Task to complete. Using the material below, copy every line where "label" appears.

──────── Given entries

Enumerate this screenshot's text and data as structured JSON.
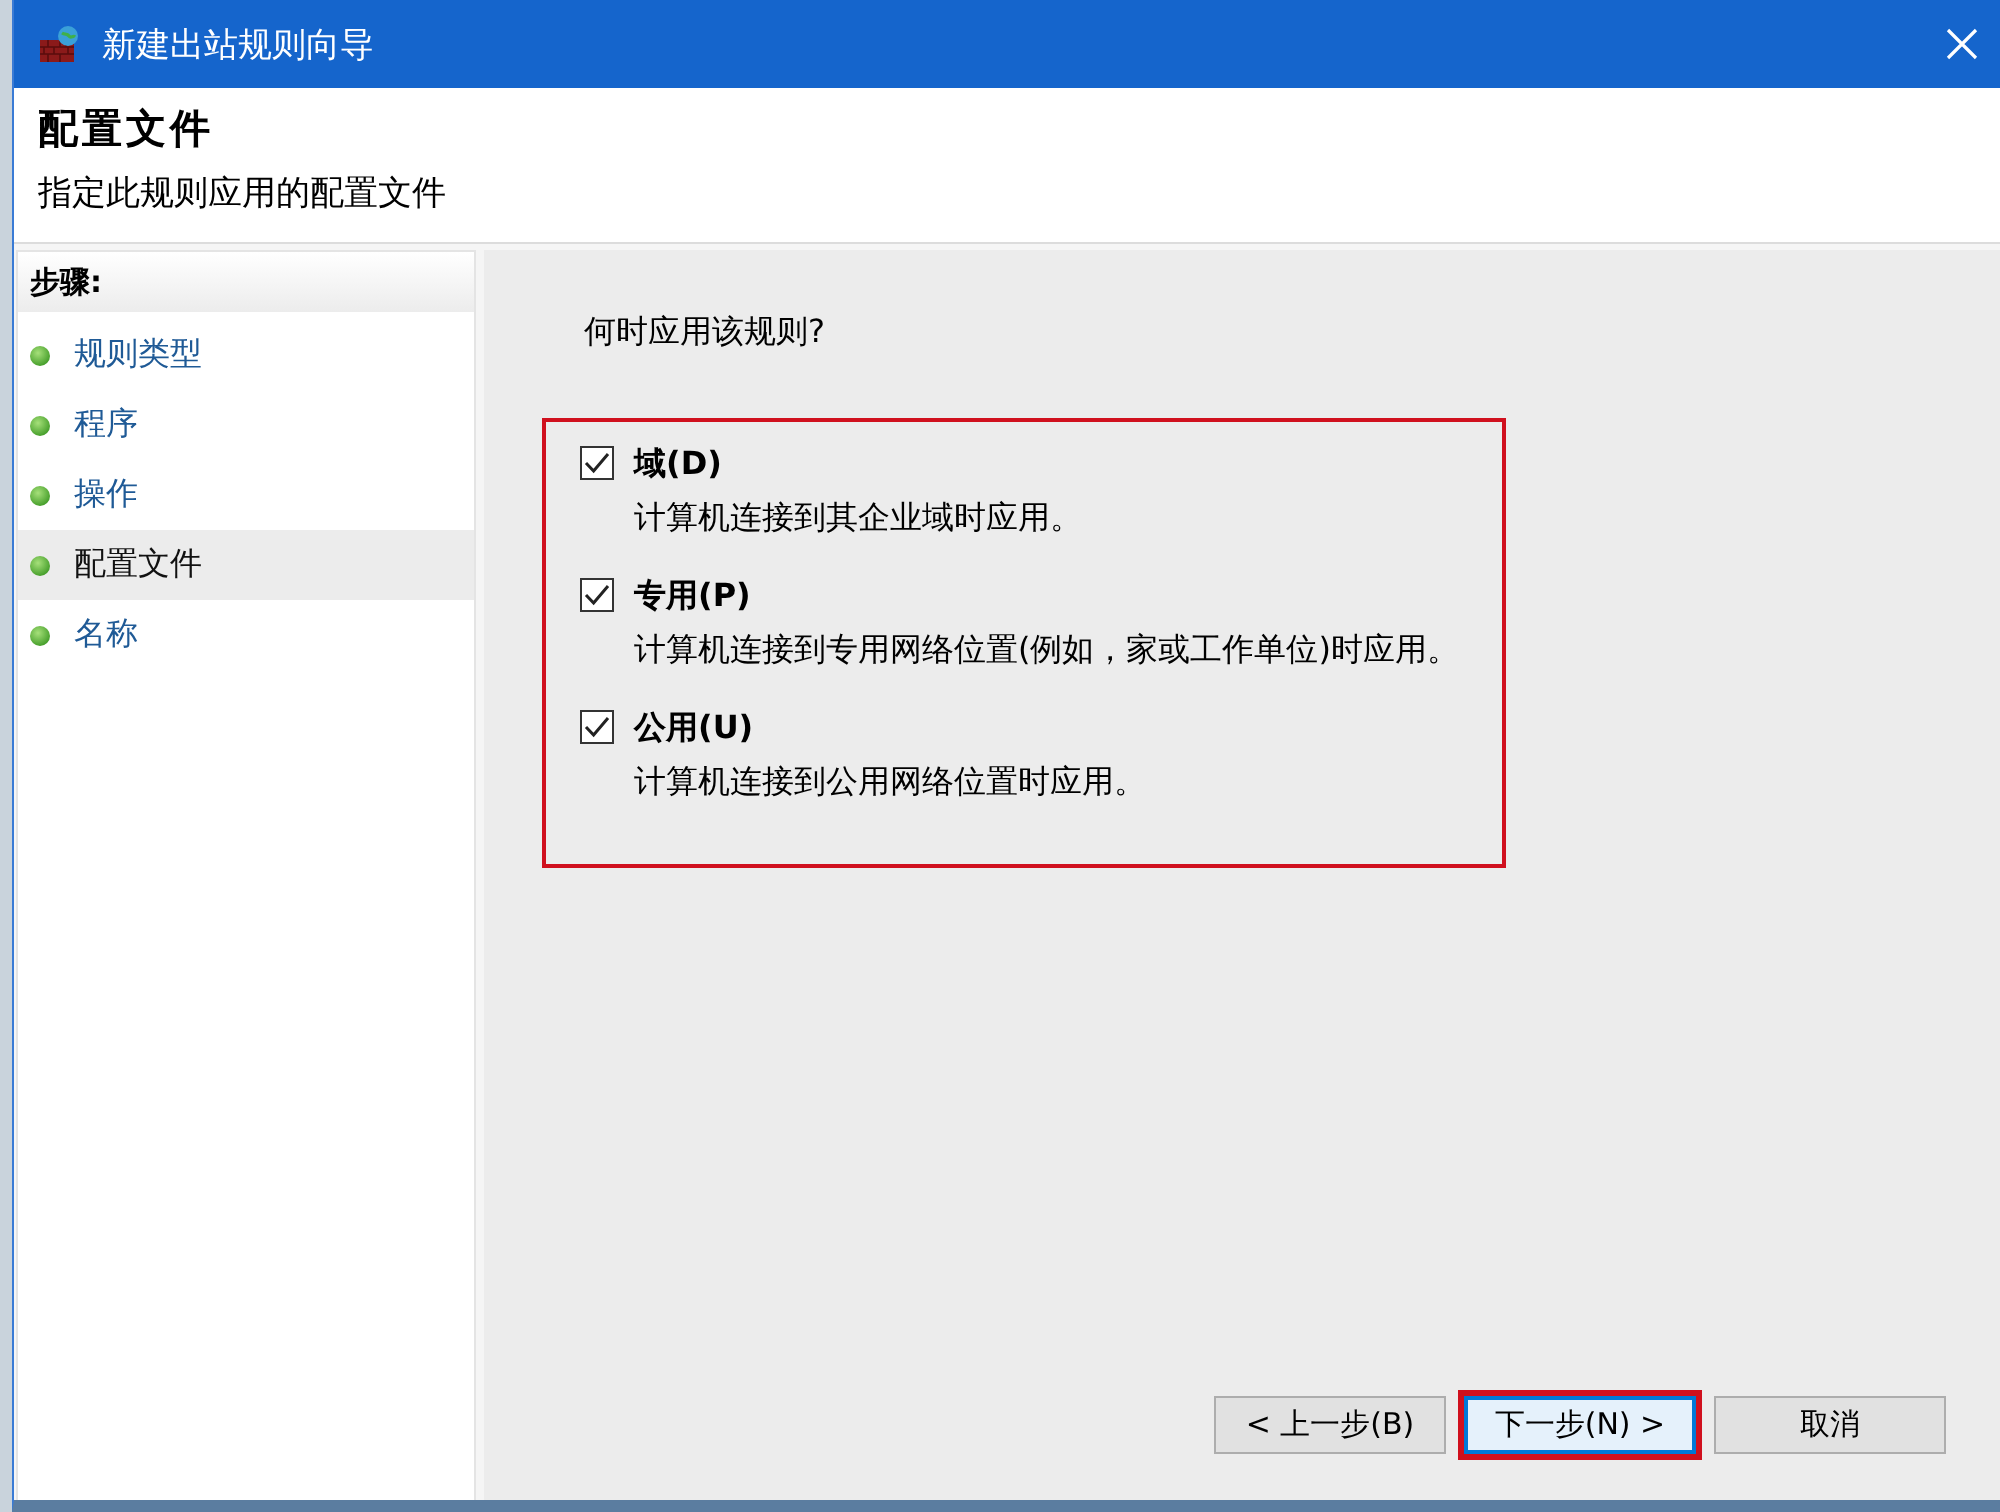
{
  "window": {
    "title": "新建出站规则向导"
  },
  "header": {
    "title": "配置文件",
    "subtitle": "指定此规则应用的配置文件"
  },
  "sidebar": {
    "heading": "步骤:",
    "items": [
      {
        "label": "规则类型",
        "selected": false
      },
      {
        "label": "程序",
        "selected": false
      },
      {
        "label": "操作",
        "selected": false
      },
      {
        "label": "配置文件",
        "selected": true
      },
      {
        "label": "名称",
        "selected": false
      }
    ]
  },
  "content": {
    "question": "何时应用该规则?",
    "highlighted": true,
    "options": [
      {
        "label": "域(D)",
        "description": "计算机连接到其企业域时应用。",
        "checked": true
      },
      {
        "label": "专用(P)",
        "description": "计算机连接到专用网络位置(例如，家或工作单位)时应用。",
        "checked": true
      },
      {
        "label": "公用(U)",
        "description": "计算机连接到公用网络位置时应用。",
        "checked": true
      }
    ]
  },
  "buttons": [
    {
      "label": "< 上一步(B)",
      "focused": false,
      "highlighted": false
    },
    {
      "label": "下一步(N) >",
      "focused": true,
      "highlighted": true
    },
    {
      "label": "取消",
      "focused": false,
      "highlighted": false
    }
  ]
}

────────────────

Solution to this exercise.
        "label": "规则类型",
        "label": "程序",
        "label": "操作",
        "label": "配置文件",
        "label": "名称",
        "label": "域(D)",
        "label": "专用(P)",
        "label": "公用(U)",
      "label": "< 上一步(B)",
      "label": "下一步(N) >",
      "label": "取消",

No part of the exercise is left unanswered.